Repeat each entry in full, exactly.
:: Data shown
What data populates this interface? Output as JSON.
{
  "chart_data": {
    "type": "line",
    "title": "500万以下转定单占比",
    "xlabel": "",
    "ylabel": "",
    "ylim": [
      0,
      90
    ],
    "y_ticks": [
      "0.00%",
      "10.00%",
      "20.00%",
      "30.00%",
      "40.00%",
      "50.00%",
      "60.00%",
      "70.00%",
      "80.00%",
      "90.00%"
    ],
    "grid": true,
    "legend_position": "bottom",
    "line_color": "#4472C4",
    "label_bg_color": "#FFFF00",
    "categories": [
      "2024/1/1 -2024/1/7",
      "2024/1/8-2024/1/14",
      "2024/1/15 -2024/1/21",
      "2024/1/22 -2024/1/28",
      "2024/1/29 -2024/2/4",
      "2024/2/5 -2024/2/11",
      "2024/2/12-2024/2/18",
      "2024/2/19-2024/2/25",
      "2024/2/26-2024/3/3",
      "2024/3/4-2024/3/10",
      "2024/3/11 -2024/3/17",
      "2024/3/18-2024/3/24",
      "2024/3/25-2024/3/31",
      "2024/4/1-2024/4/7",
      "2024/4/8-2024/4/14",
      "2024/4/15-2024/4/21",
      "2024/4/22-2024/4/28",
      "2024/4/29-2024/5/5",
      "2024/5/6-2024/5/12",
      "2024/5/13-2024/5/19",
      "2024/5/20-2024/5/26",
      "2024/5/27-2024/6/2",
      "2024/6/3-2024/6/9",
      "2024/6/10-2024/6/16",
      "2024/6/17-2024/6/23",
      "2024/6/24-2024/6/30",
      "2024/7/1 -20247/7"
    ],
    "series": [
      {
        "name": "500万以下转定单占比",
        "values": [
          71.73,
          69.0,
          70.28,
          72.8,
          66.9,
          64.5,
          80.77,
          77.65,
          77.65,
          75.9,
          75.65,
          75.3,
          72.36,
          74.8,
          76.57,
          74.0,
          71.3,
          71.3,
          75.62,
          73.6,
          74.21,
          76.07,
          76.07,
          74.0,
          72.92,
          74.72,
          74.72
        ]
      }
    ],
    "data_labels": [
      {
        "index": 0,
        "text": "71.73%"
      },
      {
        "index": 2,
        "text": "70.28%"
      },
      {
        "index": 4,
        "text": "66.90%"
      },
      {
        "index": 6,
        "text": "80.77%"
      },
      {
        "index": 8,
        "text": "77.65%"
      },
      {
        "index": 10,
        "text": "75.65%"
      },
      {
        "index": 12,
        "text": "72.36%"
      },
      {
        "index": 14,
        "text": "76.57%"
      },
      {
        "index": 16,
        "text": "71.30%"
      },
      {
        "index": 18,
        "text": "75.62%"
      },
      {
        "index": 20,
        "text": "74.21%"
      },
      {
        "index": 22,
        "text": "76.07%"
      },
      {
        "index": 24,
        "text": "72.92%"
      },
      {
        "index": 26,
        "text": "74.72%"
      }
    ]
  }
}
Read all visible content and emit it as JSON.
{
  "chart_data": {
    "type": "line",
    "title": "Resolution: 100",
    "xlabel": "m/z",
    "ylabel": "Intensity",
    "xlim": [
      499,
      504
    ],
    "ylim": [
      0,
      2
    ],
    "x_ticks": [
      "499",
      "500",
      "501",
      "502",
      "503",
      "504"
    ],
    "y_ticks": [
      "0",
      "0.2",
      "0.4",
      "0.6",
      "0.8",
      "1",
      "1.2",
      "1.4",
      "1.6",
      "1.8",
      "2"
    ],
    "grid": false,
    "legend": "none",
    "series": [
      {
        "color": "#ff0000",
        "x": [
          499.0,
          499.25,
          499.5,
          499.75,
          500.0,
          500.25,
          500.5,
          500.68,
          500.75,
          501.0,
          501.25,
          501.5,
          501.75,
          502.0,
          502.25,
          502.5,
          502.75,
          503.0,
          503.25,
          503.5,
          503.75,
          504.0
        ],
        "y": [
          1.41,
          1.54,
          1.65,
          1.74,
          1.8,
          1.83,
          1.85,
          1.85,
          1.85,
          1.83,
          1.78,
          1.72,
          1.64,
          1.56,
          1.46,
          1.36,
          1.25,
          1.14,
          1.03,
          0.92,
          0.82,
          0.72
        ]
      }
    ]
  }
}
::::
- [The output]:
What data populates this interface? Output as JSON.
{
  "chart_data": {
    "type": "line",
    "title": "500万以下转定单占比",
    "xlabel": "",
    "ylabel": "",
    "ylim": [
      0,
      90
    ],
    "y_ticks": [
      "0.00%",
      "10.00%",
      "20.00%",
      "30.00%",
      "40.00%",
      "50.00%",
      "60.00%",
      "70.00%",
      "80.00%",
      "90.00%"
    ],
    "grid": true,
    "legend_position": "bottom",
    "line_color": "#4472C4",
    "label_bg_color": "#FFFF00",
    "categories": [
      "2024/1/1 -2024/1/7",
      "2024/1/8-2024/1/14",
      "2024/1/15 -2024/1/21",
      "2024/1/22 -2024/1/28",
      "2024/1/29 -2024/2/4",
      "2024/2/5 -2024/2/11",
      "2024/2/12-2024/2/18",
      "2024/2/19-2024/2/25",
      "2024/2/26-2024/3/3",
      "2024/3/4-2024/3/10",
      "2024/3/11 -2024/3/17",
      "2024/3/18-2024/3/24",
      "2024/3/25-2024/3/31",
      "2024/4/1-2024/4/7",
      "2024/4/8-2024/4/14",
      "2024/4/15-2024/4/21",
      "2024/4/22-2024/4/28",
      "2024/4/29-2024/5/5",
      "2024/5/6-2024/5/12",
      "2024/5/13-2024/5/19",
      "2024/5/20-2024/5/26",
      "2024/5/27-2024/6/2",
      "2024/6/3-2024/6/9",
      "2024/6/10-2024/6/16",
      "2024/6/17-2024/6/23",
      "2024/6/24-2024/6/30",
      "2024/7/1 -20247/7"
    ],
    "series": [
      {
        "name": "500万以下转定单占比",
        "values": [
          71.73,
          69.0,
          70.28,
          72.8,
          66.9,
          64.5,
          80.77,
          77.65,
          77.65,
          75.9,
          75.65,
          75.3,
          72.36,
          74.8,
          76.57,
          74.0,
          71.3,
          71.3,
          75.62,
          73.6,
          74.21,
          76.07,
          76.07,
          74.0,
          72.92,
          74.72,
          74.72
        ]
      }
    ],
    "data_labels": [
      {
        "index": 0,
        "text": "71.73%"
      },
      {
        "index": 2,
        "text": "70.28%"
      },
      {
        "index": 4,
        "text": "66.90%"
      },
      {
        "index": 6,
        "text": "80.77%"
      },
      {
        "index": 8,
        "text": "77.65%"
      },
      {
        "index": 10,
        "text": "75.65%"
      },
      {
        "index": 12,
        "text": "72.36%"
      },
      {
        "index": 14,
        "text": "76.57%"
      },
      {
        "index": 16,
        "text": "71.30%"
      },
      {
        "index": 18,
        "text": "75.62%"
      },
      {
        "index": 20,
        "text": "74.21%"
      },
      {
        "index": 22,
        "text": "76.07%"
      },
      {
        "index": 24,
        "text": "72.92%"
      },
      {
        "index": 26,
        "text": "74.72%"
      }
    ]
  }
}
Read all visible content and emit it as JSON.
{
  "chart_data": {
    "type": "line",
    "title": "Resolution: 100",
    "xlabel": "m/z",
    "ylabel": "Intensity",
    "xlim": [
      499,
      504
    ],
    "ylim": [
      0,
      2
    ],
    "x_ticks": [
      "499",
      "500",
      "501",
      "502",
      "503",
      "504"
    ],
    "y_ticks": [
      "0",
      "0.2",
      "0.4",
      "0.6",
      "0.8",
      "1",
      "1.2",
      "1.4",
      "1.6",
      "1.8",
      "2"
    ],
    "grid": false,
    "legend": "none",
    "series": [
      {
        "color": "#ff0000",
        "x": [
          499.0,
          499.25,
          499.5,
          499.75,
          500.0,
          500.25,
          500.5,
          500.68,
          500.75,
          501.0,
          501.25,
          501.5,
          501.75,
          502.0,
          502.25,
          502.5,
          502.75,
          503.0,
          503.25,
          503.5,
          503.75,
          504.0
        ],
        "y": [
          1.41,
          1.54,
          1.65,
          1.74,
          1.8,
          1.83,
          1.85,
          1.85,
          1.85,
          1.83,
          1.78,
          1.72,
          1.64,
          1.56,
          1.46,
          1.36,
          1.25,
          1.14,
          1.03,
          0.92,
          0.82,
          0.72
        ]
      }
    ]
  }
}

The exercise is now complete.